Instructions to follow:
Using the listing below, please gather every line containing the word "image".
===== Extracted entries =====
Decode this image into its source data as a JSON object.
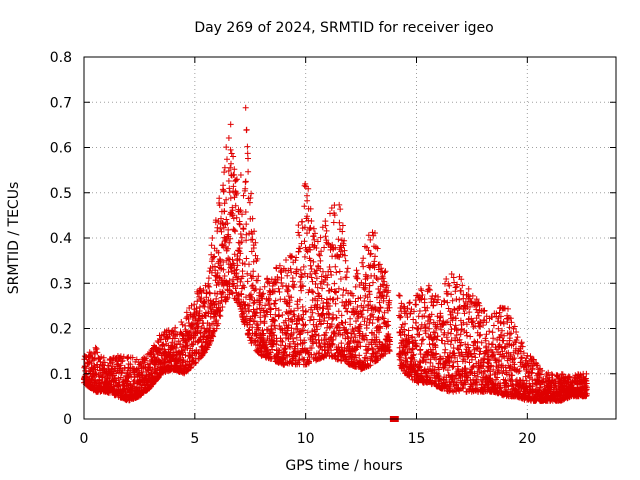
{
  "chart_data": {
    "type": "scatter",
    "title": "Day 269 of 2024, SRMTID for receiver igeo",
    "xlabel": "GPS time / hours",
    "ylabel": "SRMTID / TECUs",
    "xlim": [
      0,
      24
    ],
    "ylim": [
      0,
      0.8
    ],
    "x_ticks": [
      0,
      5,
      10,
      15,
      20
    ],
    "x_tick_labels": [
      "0",
      "5",
      "10",
      "15",
      "20"
    ],
    "y_ticks": [
      0,
      0.1,
      0.2,
      0.3,
      0.4,
      0.5,
      0.6,
      0.7,
      0.8
    ],
    "y_tick_labels": [
      "0",
      "0.1",
      "0.2",
      "0.3",
      "0.4",
      "0.5",
      "0.6",
      "0.7",
      "0.8"
    ],
    "grid": true,
    "marker": "+",
    "color": "#e00000",
    "gap_marker": {
      "x_start": 13.8,
      "x_end": 14.2,
      "y": 0
    },
    "series": [
      {
        "name": "SRMTID",
        "envelope": {
          "x": [
            0.0,
            0.5,
            1.0,
            1.5,
            2.0,
            2.5,
            3.0,
            3.5,
            4.0,
            4.5,
            5.0,
            5.5,
            6.0,
            6.3,
            6.6,
            7.0,
            7.3,
            7.6,
            8.0,
            8.5,
            9.0,
            9.5,
            10.0,
            10.5,
            11.0,
            11.5,
            12.0,
            12.5,
            13.0,
            13.5,
            13.8,
            14.5,
            15.0,
            15.5,
            16.0,
            16.5,
            17.0,
            17.5,
            18.0,
            18.5,
            19.0,
            19.5,
            20.0,
            20.5,
            21.0,
            21.5,
            22.0,
            22.7
          ],
          "low": [
            0.08,
            0.06,
            0.06,
            0.05,
            0.04,
            0.05,
            0.07,
            0.1,
            0.11,
            0.1,
            0.12,
            0.15,
            0.2,
            0.25,
            0.28,
            0.25,
            0.2,
            0.16,
            0.14,
            0.13,
            0.12,
            0.12,
            0.12,
            0.13,
            0.14,
            0.13,
            0.12,
            0.11,
            0.12,
            0.14,
            0.15,
            0.1,
            0.08,
            0.08,
            0.07,
            0.06,
            0.06,
            0.06,
            0.06,
            0.06,
            0.05,
            0.05,
            0.04,
            0.04,
            0.04,
            0.04,
            0.05,
            0.05
          ],
          "high": [
            0.15,
            0.16,
            0.13,
            0.14,
            0.14,
            0.13,
            0.15,
            0.2,
            0.2,
            0.22,
            0.28,
            0.3,
            0.48,
            0.55,
            0.69,
            0.5,
            0.7,
            0.45,
            0.3,
            0.33,
            0.35,
            0.38,
            0.54,
            0.4,
            0.45,
            0.5,
            0.3,
            0.35,
            0.44,
            0.33,
            0.32,
            0.25,
            0.28,
            0.3,
            0.27,
            0.33,
            0.32,
            0.28,
            0.25,
            0.25,
            0.26,
            0.2,
            0.15,
            0.12,
            0.1,
            0.1,
            0.1,
            0.1
          ]
        }
      }
    ]
  }
}
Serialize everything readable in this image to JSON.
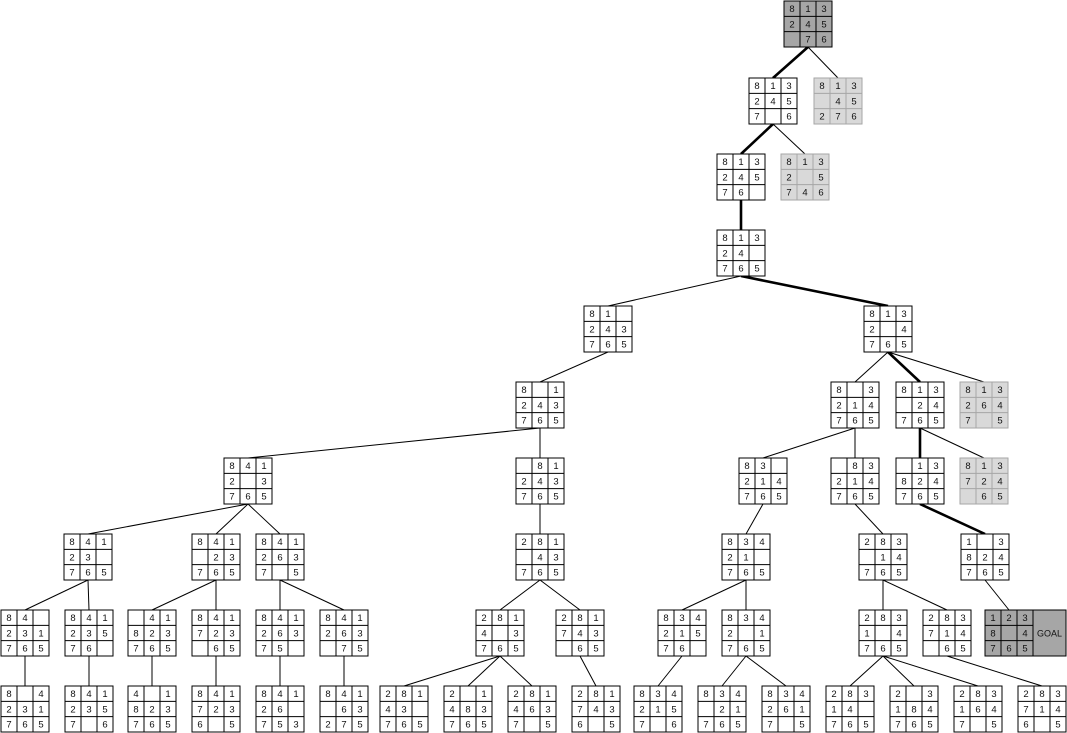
=====
The answer:
Decode this image into its source data as a JSON object.
Serialize everything readable in this image to JSON.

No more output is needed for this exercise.